[Exercise directions]:
Within the listing below, locate all lines containing the word "name". Copy each one.
--- Begin Input for this task ---
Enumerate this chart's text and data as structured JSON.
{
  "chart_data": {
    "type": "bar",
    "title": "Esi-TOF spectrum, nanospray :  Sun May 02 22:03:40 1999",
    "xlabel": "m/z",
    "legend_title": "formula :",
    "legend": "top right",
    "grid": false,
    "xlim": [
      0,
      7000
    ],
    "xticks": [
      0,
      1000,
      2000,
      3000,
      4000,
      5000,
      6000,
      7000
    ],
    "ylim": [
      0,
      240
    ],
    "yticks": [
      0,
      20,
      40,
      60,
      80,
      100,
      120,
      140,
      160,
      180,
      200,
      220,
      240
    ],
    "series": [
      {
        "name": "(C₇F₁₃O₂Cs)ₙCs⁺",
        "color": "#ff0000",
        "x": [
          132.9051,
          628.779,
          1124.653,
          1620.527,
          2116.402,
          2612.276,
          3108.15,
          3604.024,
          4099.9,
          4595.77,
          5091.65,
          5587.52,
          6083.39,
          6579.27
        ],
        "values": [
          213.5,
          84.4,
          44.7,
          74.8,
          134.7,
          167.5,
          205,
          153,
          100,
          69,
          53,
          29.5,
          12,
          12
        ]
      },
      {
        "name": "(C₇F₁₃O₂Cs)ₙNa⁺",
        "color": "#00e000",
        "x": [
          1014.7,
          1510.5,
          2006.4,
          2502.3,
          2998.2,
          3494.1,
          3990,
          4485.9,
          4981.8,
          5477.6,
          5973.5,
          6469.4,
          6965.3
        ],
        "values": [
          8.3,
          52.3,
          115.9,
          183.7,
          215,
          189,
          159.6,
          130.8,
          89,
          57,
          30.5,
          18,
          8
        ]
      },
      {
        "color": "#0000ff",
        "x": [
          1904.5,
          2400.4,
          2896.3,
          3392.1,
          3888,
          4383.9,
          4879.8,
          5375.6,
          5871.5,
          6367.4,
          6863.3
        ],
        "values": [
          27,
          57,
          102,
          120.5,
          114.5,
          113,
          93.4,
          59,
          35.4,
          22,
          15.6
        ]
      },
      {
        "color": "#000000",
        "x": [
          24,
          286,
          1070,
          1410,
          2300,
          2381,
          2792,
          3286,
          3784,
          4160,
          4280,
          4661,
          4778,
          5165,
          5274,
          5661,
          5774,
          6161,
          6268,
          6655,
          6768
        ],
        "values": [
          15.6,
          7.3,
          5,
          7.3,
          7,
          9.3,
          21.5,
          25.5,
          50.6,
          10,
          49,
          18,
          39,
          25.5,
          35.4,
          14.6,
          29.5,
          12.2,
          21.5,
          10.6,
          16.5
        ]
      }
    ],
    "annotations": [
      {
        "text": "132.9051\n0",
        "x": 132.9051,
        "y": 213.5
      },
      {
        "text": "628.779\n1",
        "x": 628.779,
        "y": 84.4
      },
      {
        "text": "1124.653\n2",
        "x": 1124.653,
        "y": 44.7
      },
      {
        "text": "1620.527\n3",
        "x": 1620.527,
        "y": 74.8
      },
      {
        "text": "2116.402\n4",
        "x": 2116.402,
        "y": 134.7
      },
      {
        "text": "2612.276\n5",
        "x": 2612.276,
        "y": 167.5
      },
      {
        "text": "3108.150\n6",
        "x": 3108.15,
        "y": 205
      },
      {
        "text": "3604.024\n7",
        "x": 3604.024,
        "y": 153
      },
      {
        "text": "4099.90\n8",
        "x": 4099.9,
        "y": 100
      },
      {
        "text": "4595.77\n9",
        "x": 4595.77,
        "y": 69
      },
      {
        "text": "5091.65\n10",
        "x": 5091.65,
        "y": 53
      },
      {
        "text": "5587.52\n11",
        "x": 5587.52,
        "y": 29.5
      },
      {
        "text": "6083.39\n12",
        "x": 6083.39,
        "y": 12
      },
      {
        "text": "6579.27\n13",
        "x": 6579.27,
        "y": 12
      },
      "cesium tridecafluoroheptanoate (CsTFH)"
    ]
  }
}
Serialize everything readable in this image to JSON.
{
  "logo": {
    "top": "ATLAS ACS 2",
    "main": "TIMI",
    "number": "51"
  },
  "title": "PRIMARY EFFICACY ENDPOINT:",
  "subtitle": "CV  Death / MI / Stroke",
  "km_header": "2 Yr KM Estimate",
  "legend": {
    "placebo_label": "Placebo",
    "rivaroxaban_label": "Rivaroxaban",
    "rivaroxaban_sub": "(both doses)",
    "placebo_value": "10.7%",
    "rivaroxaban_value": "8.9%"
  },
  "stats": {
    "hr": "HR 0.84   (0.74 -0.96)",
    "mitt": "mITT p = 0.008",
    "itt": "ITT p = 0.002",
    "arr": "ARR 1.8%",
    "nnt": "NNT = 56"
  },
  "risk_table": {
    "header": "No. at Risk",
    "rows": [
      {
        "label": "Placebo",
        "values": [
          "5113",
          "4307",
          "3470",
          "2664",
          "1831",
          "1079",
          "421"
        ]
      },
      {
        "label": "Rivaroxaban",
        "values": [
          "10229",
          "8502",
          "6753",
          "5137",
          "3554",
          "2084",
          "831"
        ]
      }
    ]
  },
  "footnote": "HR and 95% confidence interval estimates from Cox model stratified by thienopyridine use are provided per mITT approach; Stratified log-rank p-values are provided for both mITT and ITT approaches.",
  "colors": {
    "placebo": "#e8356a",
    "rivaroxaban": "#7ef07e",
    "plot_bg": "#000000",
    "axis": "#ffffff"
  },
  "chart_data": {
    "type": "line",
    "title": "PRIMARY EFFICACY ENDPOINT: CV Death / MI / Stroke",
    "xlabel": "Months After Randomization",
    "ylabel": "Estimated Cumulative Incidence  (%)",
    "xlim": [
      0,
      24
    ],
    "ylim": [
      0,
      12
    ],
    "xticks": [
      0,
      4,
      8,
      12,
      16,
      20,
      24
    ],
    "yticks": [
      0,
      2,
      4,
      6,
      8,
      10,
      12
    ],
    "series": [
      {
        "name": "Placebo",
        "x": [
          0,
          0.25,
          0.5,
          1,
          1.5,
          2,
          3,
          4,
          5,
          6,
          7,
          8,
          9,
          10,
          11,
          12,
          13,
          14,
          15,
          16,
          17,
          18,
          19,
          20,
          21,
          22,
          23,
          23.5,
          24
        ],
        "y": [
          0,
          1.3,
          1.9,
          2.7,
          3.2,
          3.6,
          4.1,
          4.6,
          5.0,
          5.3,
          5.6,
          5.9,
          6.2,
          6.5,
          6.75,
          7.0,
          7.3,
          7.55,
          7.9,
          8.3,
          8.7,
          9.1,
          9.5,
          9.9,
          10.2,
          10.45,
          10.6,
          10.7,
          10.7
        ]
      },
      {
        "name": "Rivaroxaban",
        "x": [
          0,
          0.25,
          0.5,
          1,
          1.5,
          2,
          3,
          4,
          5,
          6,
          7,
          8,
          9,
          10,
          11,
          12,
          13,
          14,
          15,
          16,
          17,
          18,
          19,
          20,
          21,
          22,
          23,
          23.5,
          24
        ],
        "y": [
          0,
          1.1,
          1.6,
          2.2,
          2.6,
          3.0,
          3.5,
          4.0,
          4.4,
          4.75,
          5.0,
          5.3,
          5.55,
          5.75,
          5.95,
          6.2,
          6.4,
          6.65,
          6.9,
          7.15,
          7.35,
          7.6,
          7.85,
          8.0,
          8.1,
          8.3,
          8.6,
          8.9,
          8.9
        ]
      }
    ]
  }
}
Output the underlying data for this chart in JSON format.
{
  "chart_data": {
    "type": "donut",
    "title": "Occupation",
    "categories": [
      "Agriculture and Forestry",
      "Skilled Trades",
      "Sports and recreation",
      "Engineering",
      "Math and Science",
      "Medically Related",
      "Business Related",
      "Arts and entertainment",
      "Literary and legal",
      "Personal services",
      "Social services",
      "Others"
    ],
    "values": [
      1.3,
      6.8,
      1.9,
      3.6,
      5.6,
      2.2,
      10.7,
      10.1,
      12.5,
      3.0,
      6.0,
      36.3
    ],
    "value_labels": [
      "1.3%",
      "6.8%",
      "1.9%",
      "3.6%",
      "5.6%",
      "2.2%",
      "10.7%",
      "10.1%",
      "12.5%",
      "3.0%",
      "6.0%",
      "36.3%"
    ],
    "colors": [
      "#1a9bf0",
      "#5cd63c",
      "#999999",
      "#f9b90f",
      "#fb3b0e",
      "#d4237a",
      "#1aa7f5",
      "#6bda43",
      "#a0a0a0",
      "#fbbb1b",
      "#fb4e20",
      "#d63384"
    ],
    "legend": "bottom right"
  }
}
--- End Input for this task ---
[Task output]:
        "name": "(C₇F₁₃O₂Cs)ₙCs⁺",
        "name": "(C₇F₁₃O₂Cs)ₙNa⁺",
        "name": "Placebo",
        "name": "Rivaroxaban",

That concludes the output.